start
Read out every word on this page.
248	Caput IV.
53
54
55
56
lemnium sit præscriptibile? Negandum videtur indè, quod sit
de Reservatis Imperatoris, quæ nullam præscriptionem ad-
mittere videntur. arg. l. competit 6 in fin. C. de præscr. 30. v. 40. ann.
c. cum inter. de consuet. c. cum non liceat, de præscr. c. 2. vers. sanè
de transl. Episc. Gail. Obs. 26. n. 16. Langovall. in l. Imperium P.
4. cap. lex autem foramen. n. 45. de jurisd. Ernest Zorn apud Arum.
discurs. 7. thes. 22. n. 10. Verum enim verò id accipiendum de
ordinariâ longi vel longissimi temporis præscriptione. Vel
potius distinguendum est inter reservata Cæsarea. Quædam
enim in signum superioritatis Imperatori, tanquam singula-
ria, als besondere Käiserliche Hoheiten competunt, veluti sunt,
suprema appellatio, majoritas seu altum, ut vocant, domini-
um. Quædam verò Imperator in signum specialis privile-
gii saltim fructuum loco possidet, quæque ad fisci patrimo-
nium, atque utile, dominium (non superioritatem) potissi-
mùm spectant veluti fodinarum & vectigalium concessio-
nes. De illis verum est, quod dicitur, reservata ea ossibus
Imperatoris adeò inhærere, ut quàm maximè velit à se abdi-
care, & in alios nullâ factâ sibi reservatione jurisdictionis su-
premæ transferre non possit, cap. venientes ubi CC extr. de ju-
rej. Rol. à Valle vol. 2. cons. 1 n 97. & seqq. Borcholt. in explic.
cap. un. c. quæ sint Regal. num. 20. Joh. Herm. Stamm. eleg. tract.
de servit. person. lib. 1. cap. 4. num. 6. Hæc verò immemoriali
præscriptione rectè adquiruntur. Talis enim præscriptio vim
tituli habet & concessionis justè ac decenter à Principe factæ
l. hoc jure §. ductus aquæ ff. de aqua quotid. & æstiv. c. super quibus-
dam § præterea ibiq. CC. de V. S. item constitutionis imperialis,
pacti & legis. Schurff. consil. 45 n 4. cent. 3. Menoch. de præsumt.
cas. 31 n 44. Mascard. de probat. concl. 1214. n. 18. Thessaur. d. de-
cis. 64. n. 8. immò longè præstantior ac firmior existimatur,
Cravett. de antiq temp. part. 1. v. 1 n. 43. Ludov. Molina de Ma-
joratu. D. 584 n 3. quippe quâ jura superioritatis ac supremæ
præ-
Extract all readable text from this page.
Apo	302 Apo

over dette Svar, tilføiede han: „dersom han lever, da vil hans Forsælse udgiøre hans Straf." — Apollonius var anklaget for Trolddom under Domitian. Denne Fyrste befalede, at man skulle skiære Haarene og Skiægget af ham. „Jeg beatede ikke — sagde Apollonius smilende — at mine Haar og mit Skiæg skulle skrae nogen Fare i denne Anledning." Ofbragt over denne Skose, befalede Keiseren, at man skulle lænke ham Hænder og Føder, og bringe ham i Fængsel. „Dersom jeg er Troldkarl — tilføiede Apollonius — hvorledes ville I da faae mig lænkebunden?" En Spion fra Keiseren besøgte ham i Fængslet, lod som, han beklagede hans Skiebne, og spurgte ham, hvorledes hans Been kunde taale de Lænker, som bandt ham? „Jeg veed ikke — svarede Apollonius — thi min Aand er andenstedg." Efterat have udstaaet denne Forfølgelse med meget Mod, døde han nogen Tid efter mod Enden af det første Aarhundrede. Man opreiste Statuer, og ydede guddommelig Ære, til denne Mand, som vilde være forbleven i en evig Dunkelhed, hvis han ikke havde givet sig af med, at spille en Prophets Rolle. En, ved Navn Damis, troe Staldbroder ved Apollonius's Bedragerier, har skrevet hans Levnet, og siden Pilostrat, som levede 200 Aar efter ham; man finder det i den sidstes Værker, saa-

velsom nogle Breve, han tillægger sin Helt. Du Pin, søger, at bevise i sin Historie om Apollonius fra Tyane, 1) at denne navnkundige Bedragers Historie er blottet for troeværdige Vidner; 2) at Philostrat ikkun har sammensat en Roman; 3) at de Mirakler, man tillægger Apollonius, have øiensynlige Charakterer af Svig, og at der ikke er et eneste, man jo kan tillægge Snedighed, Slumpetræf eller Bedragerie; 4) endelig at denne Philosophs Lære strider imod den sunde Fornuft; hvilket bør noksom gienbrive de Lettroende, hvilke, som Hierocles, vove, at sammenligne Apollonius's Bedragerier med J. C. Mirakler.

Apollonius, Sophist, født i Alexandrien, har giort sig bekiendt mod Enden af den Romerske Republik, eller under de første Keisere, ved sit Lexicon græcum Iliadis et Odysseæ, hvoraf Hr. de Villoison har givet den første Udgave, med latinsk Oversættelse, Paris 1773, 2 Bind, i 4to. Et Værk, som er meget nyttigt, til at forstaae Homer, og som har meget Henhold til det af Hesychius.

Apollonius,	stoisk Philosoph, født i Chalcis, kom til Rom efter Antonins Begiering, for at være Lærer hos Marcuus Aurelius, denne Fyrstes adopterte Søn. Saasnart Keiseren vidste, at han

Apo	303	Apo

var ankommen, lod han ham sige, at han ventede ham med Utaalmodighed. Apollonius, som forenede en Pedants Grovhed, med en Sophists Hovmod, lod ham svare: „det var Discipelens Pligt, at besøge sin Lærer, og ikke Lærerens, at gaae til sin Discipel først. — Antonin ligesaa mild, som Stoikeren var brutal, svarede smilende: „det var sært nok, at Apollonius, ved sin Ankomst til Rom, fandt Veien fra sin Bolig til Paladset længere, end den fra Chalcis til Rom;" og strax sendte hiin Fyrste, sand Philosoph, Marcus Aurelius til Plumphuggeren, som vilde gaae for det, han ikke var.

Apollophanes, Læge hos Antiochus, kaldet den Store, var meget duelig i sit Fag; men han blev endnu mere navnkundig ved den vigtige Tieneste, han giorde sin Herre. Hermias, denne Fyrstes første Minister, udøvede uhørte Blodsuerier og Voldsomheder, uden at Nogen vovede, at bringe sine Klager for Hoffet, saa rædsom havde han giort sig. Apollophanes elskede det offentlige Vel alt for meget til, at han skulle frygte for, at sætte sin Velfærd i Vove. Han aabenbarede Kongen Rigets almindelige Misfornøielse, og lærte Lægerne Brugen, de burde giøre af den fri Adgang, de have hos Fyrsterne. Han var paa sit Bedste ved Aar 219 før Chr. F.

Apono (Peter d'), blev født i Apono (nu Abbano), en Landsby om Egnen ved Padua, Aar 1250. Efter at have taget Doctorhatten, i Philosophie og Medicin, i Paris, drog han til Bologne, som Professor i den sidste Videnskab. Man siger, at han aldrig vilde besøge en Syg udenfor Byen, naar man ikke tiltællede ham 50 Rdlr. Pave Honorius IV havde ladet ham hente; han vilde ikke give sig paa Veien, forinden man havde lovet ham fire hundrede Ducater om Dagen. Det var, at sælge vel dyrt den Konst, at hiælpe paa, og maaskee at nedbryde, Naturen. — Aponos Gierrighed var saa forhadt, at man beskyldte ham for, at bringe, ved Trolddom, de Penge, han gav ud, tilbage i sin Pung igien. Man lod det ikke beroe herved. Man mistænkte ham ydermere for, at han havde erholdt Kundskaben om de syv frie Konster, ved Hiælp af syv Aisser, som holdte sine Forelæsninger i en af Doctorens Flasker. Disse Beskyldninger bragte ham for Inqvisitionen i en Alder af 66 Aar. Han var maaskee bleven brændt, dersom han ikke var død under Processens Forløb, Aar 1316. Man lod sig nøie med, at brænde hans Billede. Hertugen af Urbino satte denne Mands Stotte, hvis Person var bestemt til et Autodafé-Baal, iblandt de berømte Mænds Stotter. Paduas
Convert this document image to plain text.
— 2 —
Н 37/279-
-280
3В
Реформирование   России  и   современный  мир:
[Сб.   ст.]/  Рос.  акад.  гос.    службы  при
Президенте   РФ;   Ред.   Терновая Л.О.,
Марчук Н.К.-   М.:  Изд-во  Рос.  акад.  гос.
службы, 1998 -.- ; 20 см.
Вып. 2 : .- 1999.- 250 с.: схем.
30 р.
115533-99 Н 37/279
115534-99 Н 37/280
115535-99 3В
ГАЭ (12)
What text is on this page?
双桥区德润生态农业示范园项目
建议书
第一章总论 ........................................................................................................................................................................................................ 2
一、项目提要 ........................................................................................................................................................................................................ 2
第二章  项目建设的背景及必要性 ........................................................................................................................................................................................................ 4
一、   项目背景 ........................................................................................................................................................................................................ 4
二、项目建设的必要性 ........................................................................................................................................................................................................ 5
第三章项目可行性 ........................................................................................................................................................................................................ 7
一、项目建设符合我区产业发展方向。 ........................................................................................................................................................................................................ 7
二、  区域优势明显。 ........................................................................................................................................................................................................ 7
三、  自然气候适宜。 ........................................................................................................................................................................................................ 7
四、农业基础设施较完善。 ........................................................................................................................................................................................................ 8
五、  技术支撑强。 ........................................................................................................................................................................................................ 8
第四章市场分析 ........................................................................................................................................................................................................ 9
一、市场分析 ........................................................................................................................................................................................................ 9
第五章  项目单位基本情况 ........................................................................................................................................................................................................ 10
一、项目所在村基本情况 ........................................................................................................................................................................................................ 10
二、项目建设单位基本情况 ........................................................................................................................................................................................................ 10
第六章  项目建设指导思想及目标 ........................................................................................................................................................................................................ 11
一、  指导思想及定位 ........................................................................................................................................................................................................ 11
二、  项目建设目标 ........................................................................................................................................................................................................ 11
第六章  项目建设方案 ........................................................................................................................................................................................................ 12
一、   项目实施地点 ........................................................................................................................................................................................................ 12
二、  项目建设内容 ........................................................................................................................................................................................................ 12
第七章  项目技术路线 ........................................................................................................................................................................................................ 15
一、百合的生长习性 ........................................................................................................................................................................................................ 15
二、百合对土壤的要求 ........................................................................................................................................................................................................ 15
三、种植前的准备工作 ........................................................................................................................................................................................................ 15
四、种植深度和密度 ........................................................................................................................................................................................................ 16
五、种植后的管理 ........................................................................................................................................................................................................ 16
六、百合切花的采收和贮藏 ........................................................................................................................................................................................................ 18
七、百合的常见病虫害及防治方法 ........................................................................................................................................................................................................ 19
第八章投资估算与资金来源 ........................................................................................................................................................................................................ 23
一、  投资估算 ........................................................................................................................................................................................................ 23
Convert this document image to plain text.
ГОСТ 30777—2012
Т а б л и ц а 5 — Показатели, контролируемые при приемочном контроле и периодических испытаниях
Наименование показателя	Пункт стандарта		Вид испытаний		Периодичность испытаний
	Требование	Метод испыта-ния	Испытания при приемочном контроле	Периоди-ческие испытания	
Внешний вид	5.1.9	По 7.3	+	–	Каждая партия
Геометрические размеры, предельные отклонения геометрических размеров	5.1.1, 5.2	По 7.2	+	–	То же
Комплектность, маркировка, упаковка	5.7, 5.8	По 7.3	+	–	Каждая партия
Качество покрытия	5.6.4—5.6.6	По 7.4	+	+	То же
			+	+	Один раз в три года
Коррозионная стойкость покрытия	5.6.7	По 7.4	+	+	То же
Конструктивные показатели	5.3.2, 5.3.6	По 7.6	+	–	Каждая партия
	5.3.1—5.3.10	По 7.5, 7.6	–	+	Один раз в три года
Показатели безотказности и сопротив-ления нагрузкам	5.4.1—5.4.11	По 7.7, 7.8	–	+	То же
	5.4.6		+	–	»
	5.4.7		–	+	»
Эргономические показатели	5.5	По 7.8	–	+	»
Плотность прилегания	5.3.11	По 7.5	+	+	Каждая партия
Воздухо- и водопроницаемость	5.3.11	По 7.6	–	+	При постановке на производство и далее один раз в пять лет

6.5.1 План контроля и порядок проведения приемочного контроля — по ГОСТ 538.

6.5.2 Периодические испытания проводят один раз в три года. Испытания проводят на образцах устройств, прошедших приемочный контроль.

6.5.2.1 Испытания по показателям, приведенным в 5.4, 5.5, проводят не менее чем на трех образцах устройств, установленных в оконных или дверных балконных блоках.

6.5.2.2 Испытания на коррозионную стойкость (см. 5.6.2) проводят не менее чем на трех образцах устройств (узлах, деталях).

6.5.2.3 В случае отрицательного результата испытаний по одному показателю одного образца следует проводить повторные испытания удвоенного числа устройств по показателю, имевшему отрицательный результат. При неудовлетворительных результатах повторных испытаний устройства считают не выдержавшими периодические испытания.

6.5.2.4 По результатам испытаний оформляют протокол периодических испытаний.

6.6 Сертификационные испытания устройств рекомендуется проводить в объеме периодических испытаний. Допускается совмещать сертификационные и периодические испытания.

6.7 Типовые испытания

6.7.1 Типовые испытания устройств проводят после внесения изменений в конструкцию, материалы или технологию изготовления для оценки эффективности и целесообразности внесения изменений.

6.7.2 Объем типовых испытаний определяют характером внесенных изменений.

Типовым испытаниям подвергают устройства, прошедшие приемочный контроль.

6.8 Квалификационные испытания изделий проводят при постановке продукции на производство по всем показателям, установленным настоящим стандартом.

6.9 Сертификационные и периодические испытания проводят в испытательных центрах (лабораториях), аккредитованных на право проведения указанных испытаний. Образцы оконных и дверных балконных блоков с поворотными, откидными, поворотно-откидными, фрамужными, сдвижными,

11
end
#### Given request
Pull out all lines containing "устройства".

#### Solution
6.5.2.3 В случае отрицательного результата испытаний по одному показателю одного образца следует проводить повторные испытания удвоенного числа устройств по показателю, имевшему отрицательный результат. При неудовлетворительных результатах повторных испытаний устройства считают не выдержавшими периодические испытания.
Типовым испытаниям подвергают устройства, прошедшие приемочный контроль.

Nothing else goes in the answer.